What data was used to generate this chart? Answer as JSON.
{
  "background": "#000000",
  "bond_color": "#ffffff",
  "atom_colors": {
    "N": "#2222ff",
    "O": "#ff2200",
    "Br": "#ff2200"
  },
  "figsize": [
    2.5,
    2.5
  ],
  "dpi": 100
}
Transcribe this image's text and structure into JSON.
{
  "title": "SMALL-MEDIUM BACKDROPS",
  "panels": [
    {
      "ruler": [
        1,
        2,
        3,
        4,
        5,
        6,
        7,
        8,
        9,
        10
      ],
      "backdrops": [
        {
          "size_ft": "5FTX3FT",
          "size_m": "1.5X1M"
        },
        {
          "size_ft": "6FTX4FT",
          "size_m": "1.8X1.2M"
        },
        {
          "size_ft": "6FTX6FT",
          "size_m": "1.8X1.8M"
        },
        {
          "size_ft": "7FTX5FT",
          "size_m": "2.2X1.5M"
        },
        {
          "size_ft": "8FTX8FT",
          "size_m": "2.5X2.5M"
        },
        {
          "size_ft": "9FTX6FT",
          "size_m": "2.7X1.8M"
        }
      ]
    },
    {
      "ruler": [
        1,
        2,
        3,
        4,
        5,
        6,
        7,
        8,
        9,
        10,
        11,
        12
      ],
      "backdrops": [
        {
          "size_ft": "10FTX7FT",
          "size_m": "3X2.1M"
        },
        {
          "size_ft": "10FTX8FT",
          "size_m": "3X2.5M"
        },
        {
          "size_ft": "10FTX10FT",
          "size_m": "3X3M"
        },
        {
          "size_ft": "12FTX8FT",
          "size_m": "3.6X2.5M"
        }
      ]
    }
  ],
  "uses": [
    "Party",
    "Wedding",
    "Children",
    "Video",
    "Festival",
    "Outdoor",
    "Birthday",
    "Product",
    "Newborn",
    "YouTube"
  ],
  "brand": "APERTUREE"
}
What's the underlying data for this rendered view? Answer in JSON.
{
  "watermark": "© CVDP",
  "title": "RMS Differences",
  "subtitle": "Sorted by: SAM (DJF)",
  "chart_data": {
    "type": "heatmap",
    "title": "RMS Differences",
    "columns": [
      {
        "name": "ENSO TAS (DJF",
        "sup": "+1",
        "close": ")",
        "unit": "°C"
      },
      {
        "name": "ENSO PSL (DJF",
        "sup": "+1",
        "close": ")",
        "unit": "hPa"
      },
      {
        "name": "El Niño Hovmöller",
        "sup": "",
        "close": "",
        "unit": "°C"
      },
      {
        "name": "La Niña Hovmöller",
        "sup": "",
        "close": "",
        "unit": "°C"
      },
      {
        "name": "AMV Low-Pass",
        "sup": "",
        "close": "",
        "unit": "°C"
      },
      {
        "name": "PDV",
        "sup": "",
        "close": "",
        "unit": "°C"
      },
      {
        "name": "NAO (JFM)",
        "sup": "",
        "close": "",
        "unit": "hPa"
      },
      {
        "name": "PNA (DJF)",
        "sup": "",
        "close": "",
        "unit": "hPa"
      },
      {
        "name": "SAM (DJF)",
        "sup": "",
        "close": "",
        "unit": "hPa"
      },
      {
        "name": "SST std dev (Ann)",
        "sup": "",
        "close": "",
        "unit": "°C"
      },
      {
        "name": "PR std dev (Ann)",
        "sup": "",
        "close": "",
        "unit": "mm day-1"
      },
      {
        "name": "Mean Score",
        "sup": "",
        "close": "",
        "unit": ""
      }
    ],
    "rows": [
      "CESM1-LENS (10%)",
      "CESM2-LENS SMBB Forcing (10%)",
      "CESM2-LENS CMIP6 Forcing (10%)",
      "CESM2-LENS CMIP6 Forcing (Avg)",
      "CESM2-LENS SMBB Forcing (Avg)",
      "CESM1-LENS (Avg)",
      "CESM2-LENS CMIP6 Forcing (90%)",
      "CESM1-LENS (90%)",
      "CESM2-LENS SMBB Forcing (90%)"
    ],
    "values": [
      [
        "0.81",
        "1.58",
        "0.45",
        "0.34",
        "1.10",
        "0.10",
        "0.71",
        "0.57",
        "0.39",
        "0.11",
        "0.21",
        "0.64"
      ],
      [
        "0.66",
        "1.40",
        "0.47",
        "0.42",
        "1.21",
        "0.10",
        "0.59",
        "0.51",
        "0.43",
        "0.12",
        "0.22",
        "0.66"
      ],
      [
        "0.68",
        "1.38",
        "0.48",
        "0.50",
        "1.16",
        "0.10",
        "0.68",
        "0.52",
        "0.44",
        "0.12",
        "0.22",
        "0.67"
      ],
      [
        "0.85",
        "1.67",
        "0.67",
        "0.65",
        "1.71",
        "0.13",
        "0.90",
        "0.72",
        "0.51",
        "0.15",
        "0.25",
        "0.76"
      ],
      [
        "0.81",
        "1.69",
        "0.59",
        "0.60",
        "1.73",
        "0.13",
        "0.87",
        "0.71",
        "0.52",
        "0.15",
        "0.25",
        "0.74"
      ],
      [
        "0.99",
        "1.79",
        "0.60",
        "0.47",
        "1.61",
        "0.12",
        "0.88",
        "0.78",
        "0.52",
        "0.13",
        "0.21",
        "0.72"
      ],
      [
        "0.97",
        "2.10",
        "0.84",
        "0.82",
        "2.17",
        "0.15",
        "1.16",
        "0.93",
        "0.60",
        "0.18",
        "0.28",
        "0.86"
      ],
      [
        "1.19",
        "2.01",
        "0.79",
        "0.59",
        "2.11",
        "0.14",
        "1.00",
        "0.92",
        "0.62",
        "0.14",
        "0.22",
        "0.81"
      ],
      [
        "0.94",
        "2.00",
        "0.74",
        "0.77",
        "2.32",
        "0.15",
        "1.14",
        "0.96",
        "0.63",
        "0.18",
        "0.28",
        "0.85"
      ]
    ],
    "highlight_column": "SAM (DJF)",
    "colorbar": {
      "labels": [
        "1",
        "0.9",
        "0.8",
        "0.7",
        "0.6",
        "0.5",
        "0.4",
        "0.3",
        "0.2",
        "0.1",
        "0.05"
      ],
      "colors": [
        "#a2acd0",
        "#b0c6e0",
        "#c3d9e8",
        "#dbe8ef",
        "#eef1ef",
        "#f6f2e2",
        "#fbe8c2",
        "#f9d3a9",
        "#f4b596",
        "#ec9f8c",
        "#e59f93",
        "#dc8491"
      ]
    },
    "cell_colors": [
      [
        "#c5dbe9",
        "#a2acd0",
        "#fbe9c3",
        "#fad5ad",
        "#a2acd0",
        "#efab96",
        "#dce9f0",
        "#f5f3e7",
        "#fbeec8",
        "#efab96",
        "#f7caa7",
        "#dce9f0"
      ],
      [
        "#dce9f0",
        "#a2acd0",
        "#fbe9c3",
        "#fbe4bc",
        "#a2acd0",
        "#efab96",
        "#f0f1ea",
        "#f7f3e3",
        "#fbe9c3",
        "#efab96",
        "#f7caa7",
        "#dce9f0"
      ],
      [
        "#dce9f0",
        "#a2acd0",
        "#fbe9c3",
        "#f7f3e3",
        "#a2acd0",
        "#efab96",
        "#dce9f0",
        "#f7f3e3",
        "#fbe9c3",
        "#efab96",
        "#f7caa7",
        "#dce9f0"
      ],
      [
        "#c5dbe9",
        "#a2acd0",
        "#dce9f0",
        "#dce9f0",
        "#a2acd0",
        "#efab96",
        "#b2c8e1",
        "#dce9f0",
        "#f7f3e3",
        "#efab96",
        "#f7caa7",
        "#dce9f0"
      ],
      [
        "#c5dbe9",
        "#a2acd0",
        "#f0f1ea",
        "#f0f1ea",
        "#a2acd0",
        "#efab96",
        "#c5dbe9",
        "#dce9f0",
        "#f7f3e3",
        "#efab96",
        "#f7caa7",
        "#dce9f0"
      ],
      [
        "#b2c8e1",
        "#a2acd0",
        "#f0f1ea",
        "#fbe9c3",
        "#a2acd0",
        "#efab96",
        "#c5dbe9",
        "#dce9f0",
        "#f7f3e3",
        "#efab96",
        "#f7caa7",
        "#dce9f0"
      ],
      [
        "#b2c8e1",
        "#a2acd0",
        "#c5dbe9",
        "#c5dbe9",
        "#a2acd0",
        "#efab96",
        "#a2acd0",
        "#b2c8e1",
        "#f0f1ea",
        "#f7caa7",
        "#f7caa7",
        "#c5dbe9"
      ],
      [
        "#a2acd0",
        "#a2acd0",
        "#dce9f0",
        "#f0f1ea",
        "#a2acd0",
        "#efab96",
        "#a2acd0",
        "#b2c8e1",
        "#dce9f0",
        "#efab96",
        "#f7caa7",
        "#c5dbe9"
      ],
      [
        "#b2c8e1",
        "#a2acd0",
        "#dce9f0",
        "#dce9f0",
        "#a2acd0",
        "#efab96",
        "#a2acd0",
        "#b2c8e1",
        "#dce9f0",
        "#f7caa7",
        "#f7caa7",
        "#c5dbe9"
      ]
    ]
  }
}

########################################

* [WHAT YOU WILL DO]
Search the entries for the string "SMBB" and collect each line that has it.

* [THE OUTPUT]
      "CESM2-LENS SMBB Forcing (10%)",
      "CESM2-LENS SMBB Forcing (Avg)",
      "CESM2-LENS SMBB Forcing (90%)"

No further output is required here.